Entries provided:
>>>
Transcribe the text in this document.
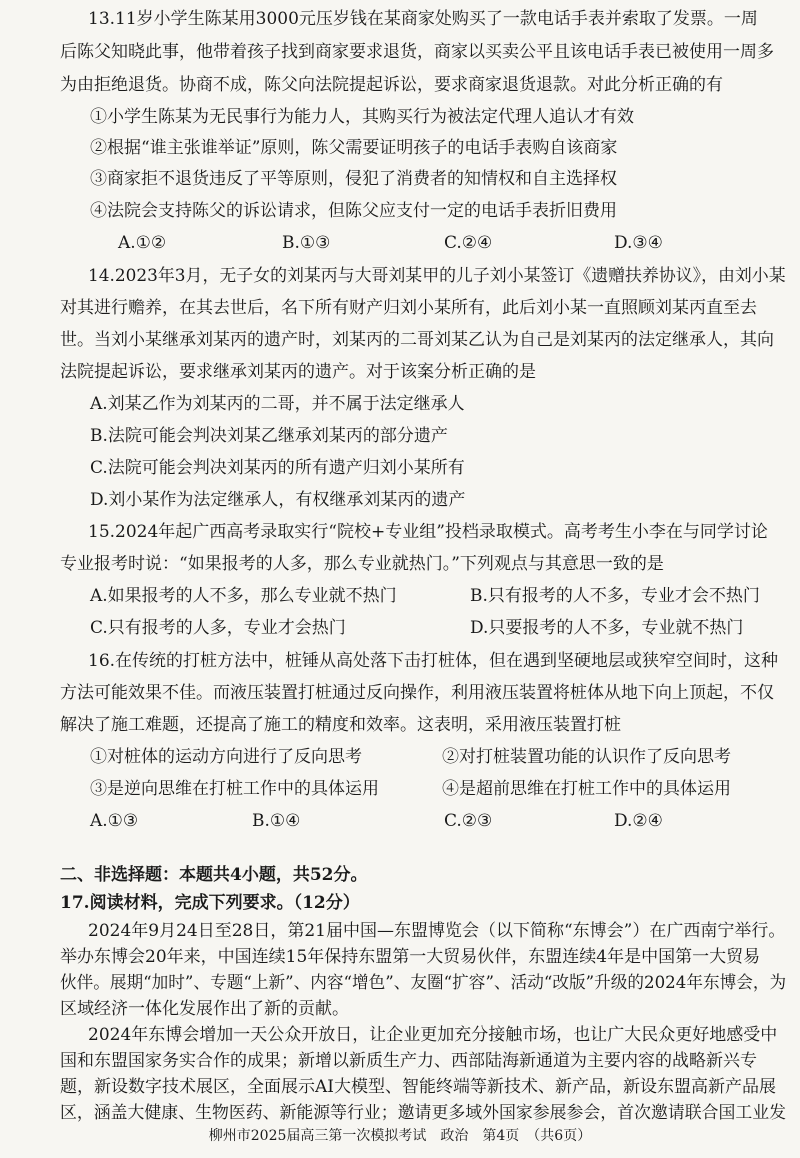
13.11岁小学生陈某用3000元压岁钱在某商家处购买了一款电话手表并索取了发票。一周
后陈父知晓此事，他带着孩子找到商家要求退货，商家以买卖公平且该电话手表已被使用一周多
为由拒绝退货。协商不成，陈父向法院提起诉讼，要求商家退货退款。对此分析正确的有
①小学生陈某为无民事行为能力人，其购买行为被法定代理人追认才有效
②根据“谁主张谁举证”原则，陈父需要证明孩子的电话手表购自该商家
③商家拒不退货违反了平等原则，侵犯了消费者的知情权和自主选择权
④法院会支持陈父的诉讼请求，但陈父应支付一定的电话手表折旧费用
A.①②	B.①③	C.②④	D.③④
14.2023年3月，无子女的刘某丙与大哥刘某甲的儿子刘小某签订《遗赠扶养协议》，由刘小某
对其进行赡养，在其去世后，名下所有财产归刘小某所有，此后刘小某一直照顾刘某丙直至去
世。当刘小某继承刘某丙的遗产时，刘某丙的二哥刘某乙认为自己是刘某丙的法定继承人，其向
法院提起诉讼，要求继承刘某丙的遗产。对于该案分析正确的是
A.刘某乙作为刘某丙的二哥，并不属于法定继承人
B.法院可能会判决刘某乙继承刘某丙的部分遗产
C.法院可能会判决刘某丙的所有遗产归刘小某所有
D.刘小某作为法定继承人，有权继承刘某丙的遗产
15.2024年起广西高考录取实行“院校+专业组”投档录取模式。高考考生小李在与同学讨论
专业报考时说：“如果报考的人多，那么专业就热门。”下列观点与其意思一致的是
A.如果报考的人不多，那么专业就不热门	B.只有报考的人不多，专业才会不热门
C.只有报考的人多，专业才会热门	D.只要报考的人不多，专业就不热门
16.在传统的打桩方法中，桩锤从高处落下击打桩体，但在遇到坚硬地层或狭窄空间时，这种
方法可能效果不佳。而液压装置打桩通过反向操作，利用液压装置将桩体从地下向上顶起，不仅
解决了施工难题，还提高了施工的精度和效率。这表明，采用液压装置打桩
①对桩体的运动方向进行了反向思考	②对打桩装置功能的认识作了反向思考
③是逆向思维在打桩工作中的具体运用	④是超前思维在打桩工作中的具体运用
A.①③	B.①④	C.②③	D.②④
二、非选择题：本题共4小题，共52分。
17.阅读材料，完成下列要求。（12分）
2024年9月24日至28日，第21届中国—东盟博览会（以下简称“东博会”）在广西南宁举行。
举办东博会20年来，中国连续15年保持东盟第一大贸易伙伴，东盟连续4年是中国第一大贸易
伙伴。展期“加时”、专题“上新”、内容“增色”、友圈“扩容”、活动“改版”升级的2024年东博会，为
区域经济一体化发展作出了新的贡献。
2024年东博会增加一天公众开放日，让企业更加充分接触市场，也让广大民众更好地感受中
国和东盟国家务实合作的成果；新增以新质生产力、西部陆海新通道为主要内容的战略新兴专
柳州市2025届高三第一次模拟考试　政治　第4页　（共6页）
题，新设数字技术展区，全面展示AI大模型、智能终端等新技术、新产品，新设东盟高新产品展
区，涵盖大健康、生物医药、新能源等行业；邀请更多域外国家参展参会，首次邀请联合国工业发
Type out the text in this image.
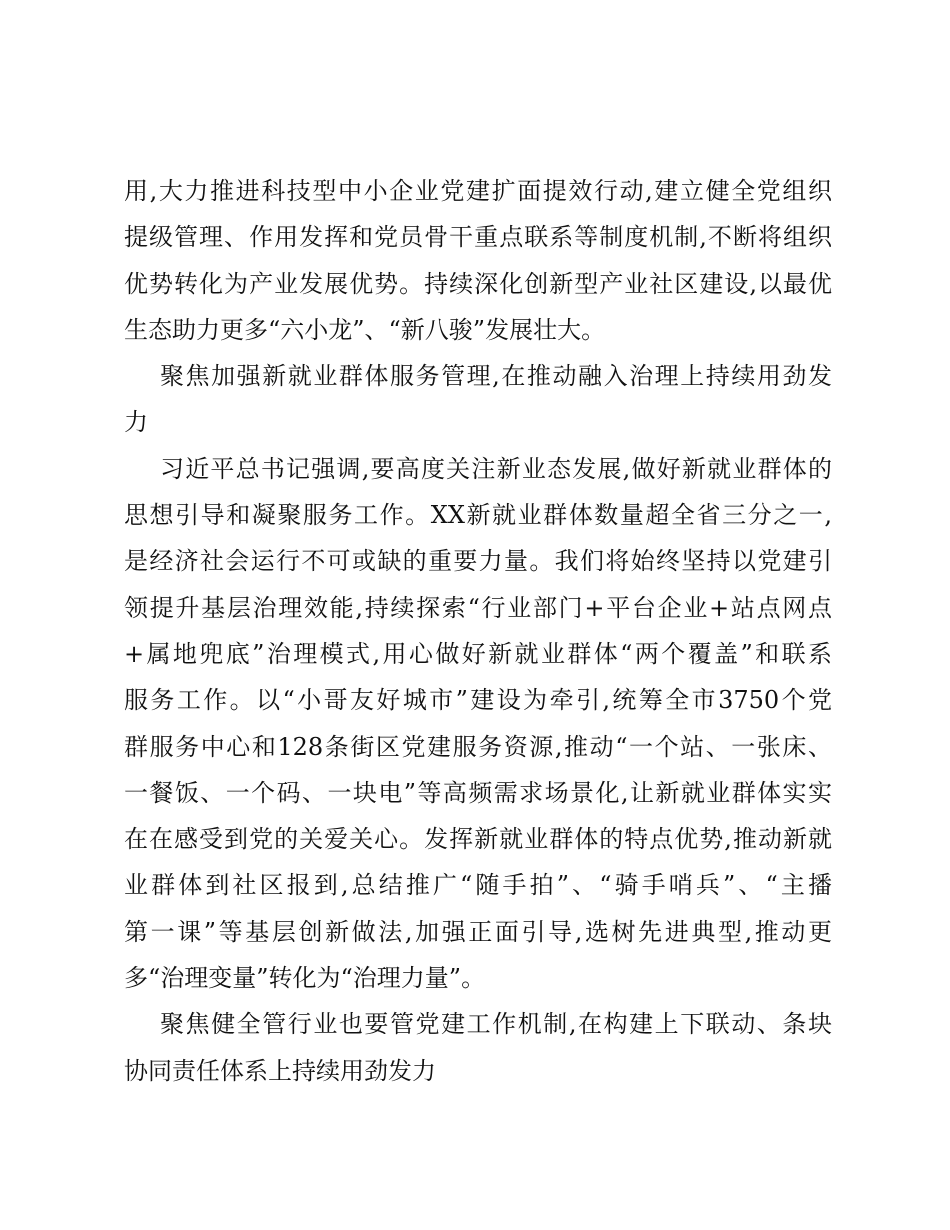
用,大力推进科技型中小企业党建扩面提效行动,建立健全党组织
提级管理、作用发挥和党员骨干重点联系等制度机制,不断将组织
优势转化为产业发展优势。持续深化创新型产业社区建设,以最优
生态助力更多“六小龙”、“新八骏”发展壮大。
聚焦加强新就业群体服务管理,在推动融入治理上持续用劲发
力
习近平总书记强调,要高度关注新业态发展,做好新就业群体的
思想引导和凝聚服务工作。XX新就业群体数量超全省三分之一,
是经济社会运行不可或缺的重要力量。我们将始终坚持以党建引
领提升基层治理效能,持续探索“行业部门+平台企业+站点网点
+属地兜底”治理模式,用心做好新就业群体“两个覆盖”和联系
服务工作。以“小哥友好城市”建设为牵引,统筹全市3750个党
群服务中心和128条街区党建服务资源,推动“一个站、一张床、
一餐饭、一个码、一块电”等高频需求场景化,让新就业群体实实
在在感受到党的关爱关心。发挥新就业群体的特点优势,推动新就
业群体到社区报到,总结推广“随手拍”、“骑手哨兵”、“主播
第一课”等基层创新做法,加强正面引导,选树先进典型,推动更
多“治理变量”转化为“治理力量”。
聚焦健全管行业也要管党建工作机制,在构建上下联动、条块
协同责任体系上持续用劲发力
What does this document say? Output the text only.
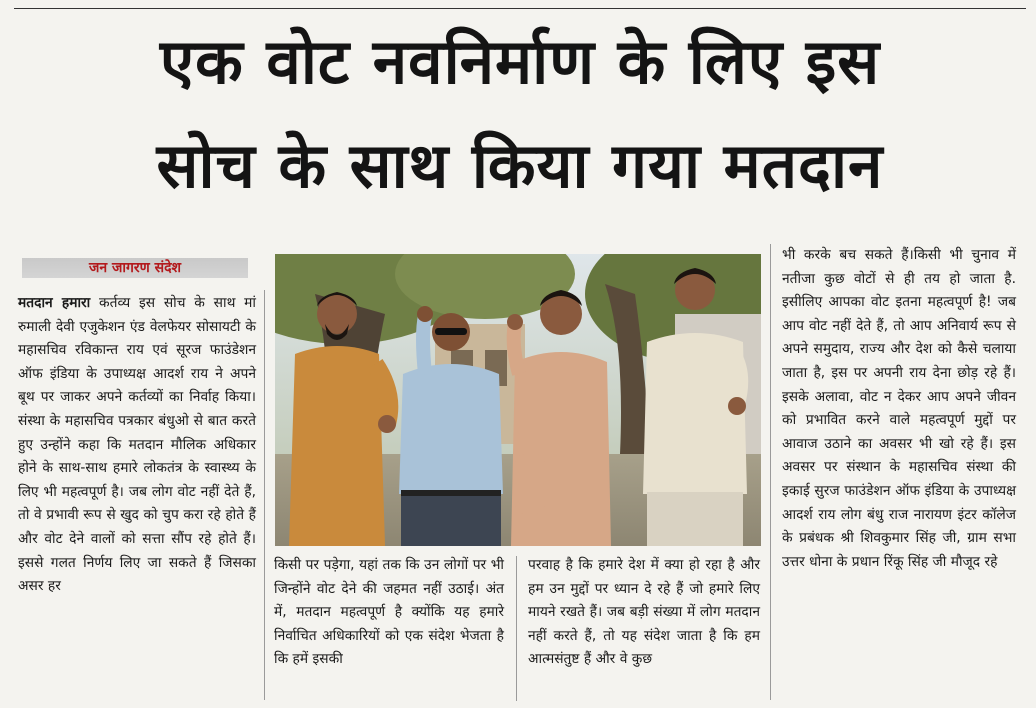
एक वोट नवनिर्माण के लिए इस
सोच के साथ किया गया मतदान
जन जागरण संदेश

मतदान हमारा कर्तव्य इस सोच के साथ मां रुमाली देवी एजुकेशन एंड वेलफेयर सोसायटी के महासचिव रविकान्त राय एवं सूरज फाउंडेशन ऑफ इंडिया के उपाध्यक्ष आदर्श राय ने अपने बूथ पर जाकर अपने कर्तव्यों का निर्वाह किया। संस्था के महासचिव पत्रकार बंधुओ से बात करते हुए उन्होंने कहा कि मतदान मौलिक अधिकार होने के साथ-साथ हमारे लोकतंत्र के स्वास्थ्य के लिए भी महत्वपूर्ण है। जब लोग वोट नहीं देते हैं, तो वे प्रभावी रूप से खुद को चुप करा रहे होते हैं और वोट देने वालों को सत्ता सौंप रहे होते हैं। इससे गलत निर्णय लिए जा सकते हैं जिसका असर हर

किसी पर पड़ेगा, यहां तक कि उन लोगों पर भी जिन्होंने वोट देने की जहमत नहीं उठाई। अंत में, मतदान महत्वपूर्ण है क्योंकि यह हमारे निर्वाचित अधिकारियों को एक संदेश भेजता है कि हमें इसकी

परवाह है कि हमारे देश में क्या हो रहा है और हम उन मुद्दों पर ध्यान दे रहे हैं जो हमारे लिए मायने रखते हैं। जब बड़ी संख्या में लोग मतदान नहीं करते हैं, तो यह संदेश जाता है कि हम आत्मसंतुष्ट हैं और वे कुछ

भी करके बच सकते हैं।किसी भी चुनाव में नतीजा कुछ वोटों से ही तय हो जाता है. इसीलिए आपका वोट इतना महत्वपूर्ण है! जब आप वोट नहीं देते हैं, तो आप अनिवार्य रूप से अपने समुदाय, राज्य और देश को कैसे चलाया जाता है, इस पर अपनी राय देना छोड़ रहे हैं। इसके अलावा, वोट न देकर आप अपने जीवन को प्रभावित करने वाले महत्वपूर्ण मुद्दों पर आवाज उठाने का अवसर भी खो रहे हैं। इस अवसर पर संस्थान के महासचिव संस्था की इकाई सुरज फाउंडेशन ऑफ इंडिया के उपाध्यक्ष आदर्श राय लोग बंधु राज नारायण इंटर कॉलेज के प्रबंधक श्री शिवकुमार सिंह जी, ग्राम सभा उत्तर धोना के प्रधान रिंकू सिंह जी मौजूद रहे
<<<
Exercise aim: Leave out the pictures and give the listing above again exactly.

Exercise answer:
Transcribe the text in this document.
13.11岁小学生陈某用3000元压岁钱在某商家处购买了一款电话手表并索取了发票。一周
后陈父知晓此事，他带着孩子找到商家要求退货，商家以买卖公平且该电话手表已被使用一周多
为由拒绝退货。协商不成，陈父向法院提起诉讼，要求商家退货退款。对此分析正确的有
①小学生陈某为无民事行为能力人，其购买行为被法定代理人追认才有效
②根据“谁主张谁举证”原则，陈父需要证明孩子的电话手表购自该商家
③商家拒不退货违反了平等原则，侵犯了消费者的知情权和自主选择权
④法院会支持陈父的诉讼请求，但陈父应支付一定的电话手表折旧费用
A.①②	B.①③	C.②④	D.③④
14.2023年3月，无子女的刘某丙与大哥刘某甲的儿子刘小某签订《遗赠扶养协议》，由刘小某
对其进行赡养，在其去世后，名下所有财产归刘小某所有，此后刘小某一直照顾刘某丙直至去
世。当刘小某继承刘某丙的遗产时，刘某丙的二哥刘某乙认为自己是刘某丙的法定继承人，其向
法院提起诉讼，要求继承刘某丙的遗产。对于该案分析正确的是
A.刘某乙作为刘某丙的二哥，并不属于法定继承人
B.法院可能会判决刘某乙继承刘某丙的部分遗产
C.法院可能会判决刘某丙的所有遗产归刘小某所有
D.刘小某作为法定继承人，有权继承刘某丙的遗产
15.2024年起广西高考录取实行“院校+专业组”投档录取模式。高考考生小李在与同学讨论
专业报考时说：“如果报考的人多，那么专业就热门。”下列观点与其意思一致的是
A.如果报考的人不多，那么专业就不热门	B.只有报考的人不多，专业才会不热门
C.只有报考的人多，专业才会热门	D.只要报考的人不多，专业就不热门
16.在传统的打桩方法中，桩锤从高处落下击打桩体，但在遇到坚硬地层或狭窄空间时，这种
方法可能效果不佳。而液压装置打桩通过反向操作，利用液压装置将桩体从地下向上顶起，不仅
解决了施工难题，还提高了施工的精度和效率。这表明，采用液压装置打桩
①对桩体的运动方向进行了反向思考	②对打桩装置功能的认识作了反向思考
③是逆向思维在打桩工作中的具体运用	④是超前思维在打桩工作中的具体运用
A.①③	B.①④	C.②③	D.②④
二、非选择题：本题共4小题，共52分。
17.阅读材料，完成下列要求。（12分）
2024年9月24日至28日，第21届中国—东盟博览会（以下简称“东博会”）在广西南宁举行。
举办东博会20年来，中国连续15年保持东盟第一大贸易伙伴，东盟连续4年是中国第一大贸易
伙伴。展期“加时”、专题“上新”、内容“增色”、友圈“扩容”、活动“改版”升级的2024年东博会，为
区域经济一体化发展作出了新的贡献。
2024年东博会增加一天公众开放日，让企业更加充分接触市场，也让广大民众更好地感受中
国和东盟国家务实合作的成果；新增以新质生产力、西部陆海新通道为主要内容的战略新兴专
柳州市2025届高三第一次模拟考试　政治　第4页　（共6页）
题，新设数字技术展区，全面展示AI大模型、智能终端等新技术、新产品，新设东盟高新产品展
区，涵盖大健康、生物医药、新能源等行业；邀请更多域外国家参展参会，首次邀请联合国工业发
Type out the text in this image.
用,大力推进科技型中小企业党建扩面提效行动,建立健全党组织
提级管理、作用发挥和党员骨干重点联系等制度机制,不断将组织
优势转化为产业发展优势。持续深化创新型产业社区建设,以最优
生态助力更多“六小龙”、“新八骏”发展壮大。
聚焦加强新就业群体服务管理,在推动融入治理上持续用劲发
力
习近平总书记强调,要高度关注新业态发展,做好新就业群体的
思想引导和凝聚服务工作。XX新就业群体数量超全省三分之一,
是经济社会运行不可或缺的重要力量。我们将始终坚持以党建引
领提升基层治理效能,持续探索“行业部门+平台企业+站点网点
+属地兜底”治理模式,用心做好新就业群体“两个覆盖”和联系
服务工作。以“小哥友好城市”建设为牵引,统筹全市3750个党
群服务中心和128条街区党建服务资源,推动“一个站、一张床、
一餐饭、一个码、一块电”等高频需求场景化,让新就业群体实实
在在感受到党的关爱关心。发挥新就业群体的特点优势,推动新就
业群体到社区报到,总结推广“随手拍”、“骑手哨兵”、“主播
第一课”等基层创新做法,加强正面引导,选树先进典型,推动更
多“治理变量”转化为“治理力量”。
聚焦健全管行业也要管党建工作机制,在构建上下联动、条块
协同责任体系上持续用劲发力
What does this document say? Output the text only.
एक वोट नवनिर्माण के लिए इस
सोच के साथ किया गया मतदान
जन जागरण संदेश

मतदान हमारा कर्तव्य इस सोच के साथ मां रुमाली देवी एजुकेशन एंड वेलफेयर सोसायटी के महासचिव रविकान्त राय एवं सूरज फाउंडेशन ऑफ इंडिया के उपाध्यक्ष आदर्श राय ने अपने बूथ पर जाकर अपने कर्तव्यों का निर्वाह किया। संस्था के महासचिव पत्रकार बंधुओ से बात करते हुए उन्होंने कहा कि मतदान मौलिक अधिकार होने के साथ-साथ हमारे लोकतंत्र के स्वास्थ्य के लिए भी महत्वपूर्ण है। जब लोग वोट नहीं देते हैं, तो वे प्रभावी रूप से खुद को चुप करा रहे होते हैं और वोट देने वालों को सत्ता सौंप रहे होते हैं। इससे गलत निर्णय लिए जा सकते हैं जिसका असर हर

किसी पर पड़ेगा, यहां तक कि उन लोगों पर भी जिन्होंने वोट देने की जहमत नहीं उठाई। अंत में, मतदान महत्वपूर्ण है क्योंकि यह हमारे निर्वाचित अधिकारियों को एक संदेश भेजता है कि हमें इसकी

परवाह है कि हमारे देश में क्या हो रहा है और हम उन मुद्दों पर ध्यान दे रहे हैं जो हमारे लिए मायने रखते हैं। जब बड़ी संख्या में लोग मतदान नहीं करते हैं, तो यह संदेश जाता है कि हम आत्मसंतुष्ट हैं और वे कुछ

भी करके बच सकते हैं।किसी भी चुनाव में नतीजा कुछ वोटों से ही तय हो जाता है. इसीलिए आपका वोट इतना महत्वपूर्ण है! जब आप वोट नहीं देते हैं, तो आप अनिवार्य रूप से अपने समुदाय, राज्य और देश को कैसे चलाया जाता है, इस पर अपनी राय देना छोड़ रहे हैं। इसके अलावा, वोट न देकर आप अपने जीवन को प्रभावित करने वाले महत्वपूर्ण मुद्दों पर आवाज उठाने का अवसर भी खो रहे हैं। इस अवसर पर संस्थान के महासचिव संस्था की इकाई सुरज फाउंडेशन ऑफ इंडिया के उपाध्यक्ष आदर्श राय लोग बंधु राज नारायण इंटर कॉलेज के प्रबंधक श्री शिवकुमार सिंह जी, ग्राम सभा उत्तर धोना के प्रधान रिंकू सिंह जी मौजूद रहे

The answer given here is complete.